◆ **Brief**:
Work out how many lines of the records hold the string "solid", and reply with that number alone.

◆ **Extracted material**:
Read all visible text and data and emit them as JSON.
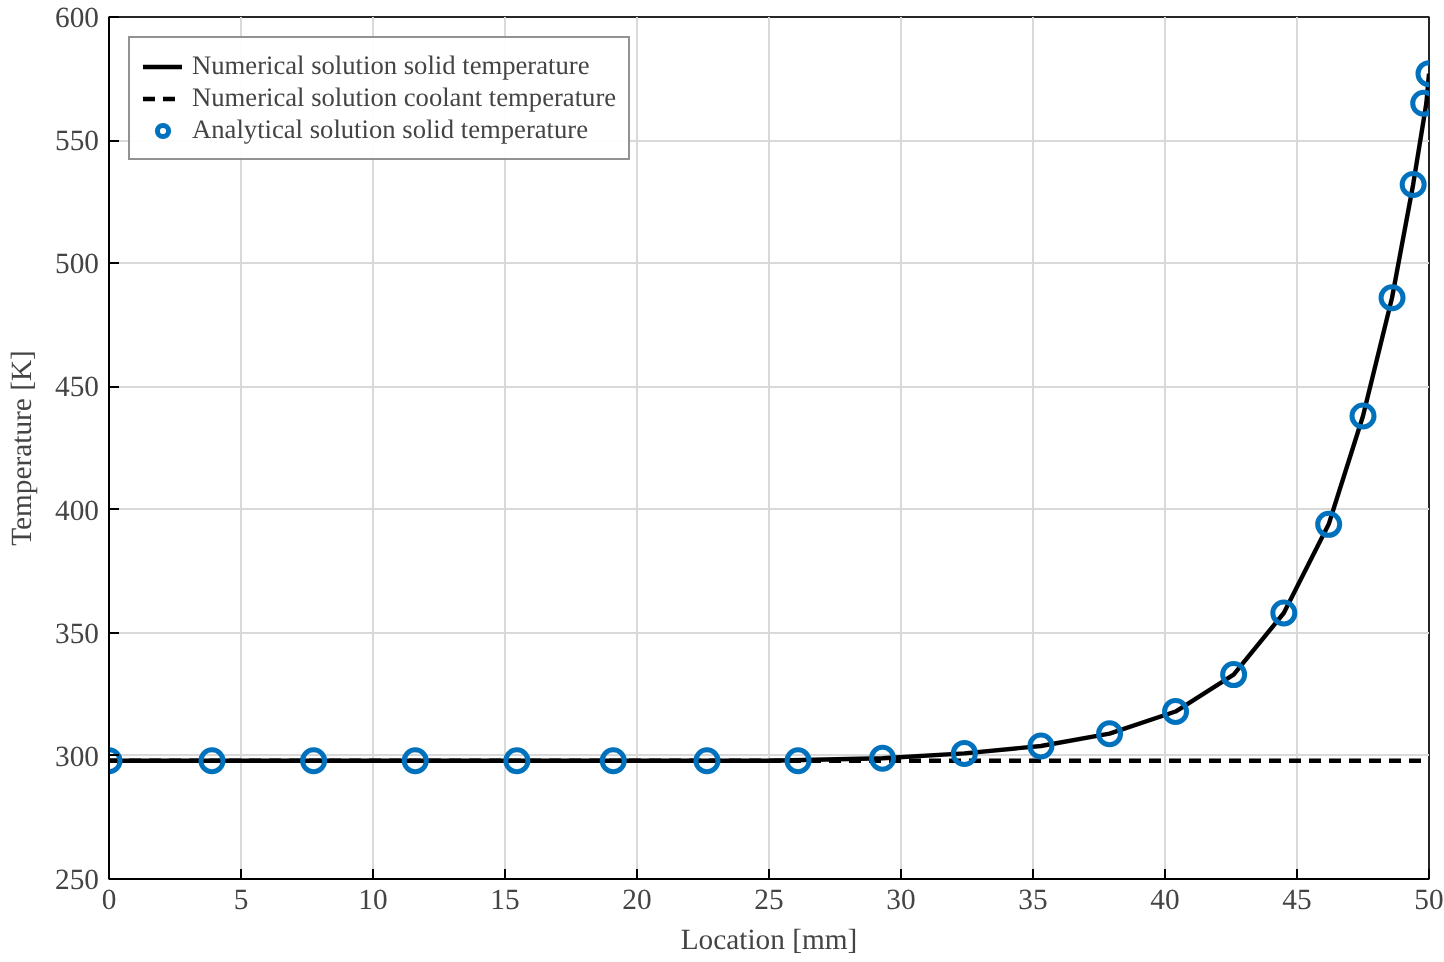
{
  "chart_data": {
    "type": "line",
    "xlabel": "Location [mm]",
    "ylabel": "Temperature [K]",
    "xlim": [
      0,
      50
    ],
    "ylim": [
      250,
      600
    ],
    "xticks": [
      0,
      5,
      10,
      15,
      20,
      25,
      30,
      35,
      40,
      45,
      50
    ],
    "yticks": [
      250,
      300,
      350,
      400,
      450,
      500,
      550,
      600
    ],
    "grid": true,
    "legend": "top left",
    "series": [
      {
        "name": "Numerical solution solid temperature",
        "color": "#000000",
        "line_style": "solid",
        "marker": "none",
        "x": [
          0,
          5,
          10,
          15,
          20,
          25,
          29.3,
          32.4,
          35.3,
          37.9,
          40.4,
          42.6,
          44.5,
          46.2,
          47.5,
          48.6,
          49.4,
          49.9,
          50
        ],
        "values": [
          298,
          298,
          298,
          298,
          298,
          298,
          299,
          301,
          304,
          309,
          318,
          333,
          358,
          394,
          438,
          486,
          532,
          565,
          577
        ]
      },
      {
        "name": "Numerical solution coolant temperature",
        "color": "#000000",
        "line_style": "dashed",
        "marker": "none",
        "x": [
          0,
          50
        ],
        "values": [
          298,
          298
        ]
      },
      {
        "name": "Analytical solution solid temperature",
        "type": "scatter",
        "color": "#0072bd",
        "marker": "circle",
        "x": [
          0,
          3.9,
          7.75,
          11.6,
          15.45,
          19.1,
          22.65,
          26.1,
          29.3,
          32.4,
          35.3,
          37.9,
          40.4,
          42.6,
          44.5,
          46.2,
          47.5,
          48.6,
          49.4,
          49.8,
          50
        ],
        "values": [
          298,
          298,
          298,
          298,
          298,
          298,
          298,
          298,
          299,
          301,
          304,
          309,
          318,
          333,
          358,
          394,
          438,
          486,
          532,
          565,
          577
        ]
      }
    ]
  }
}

◆ **Solved exercise**:
3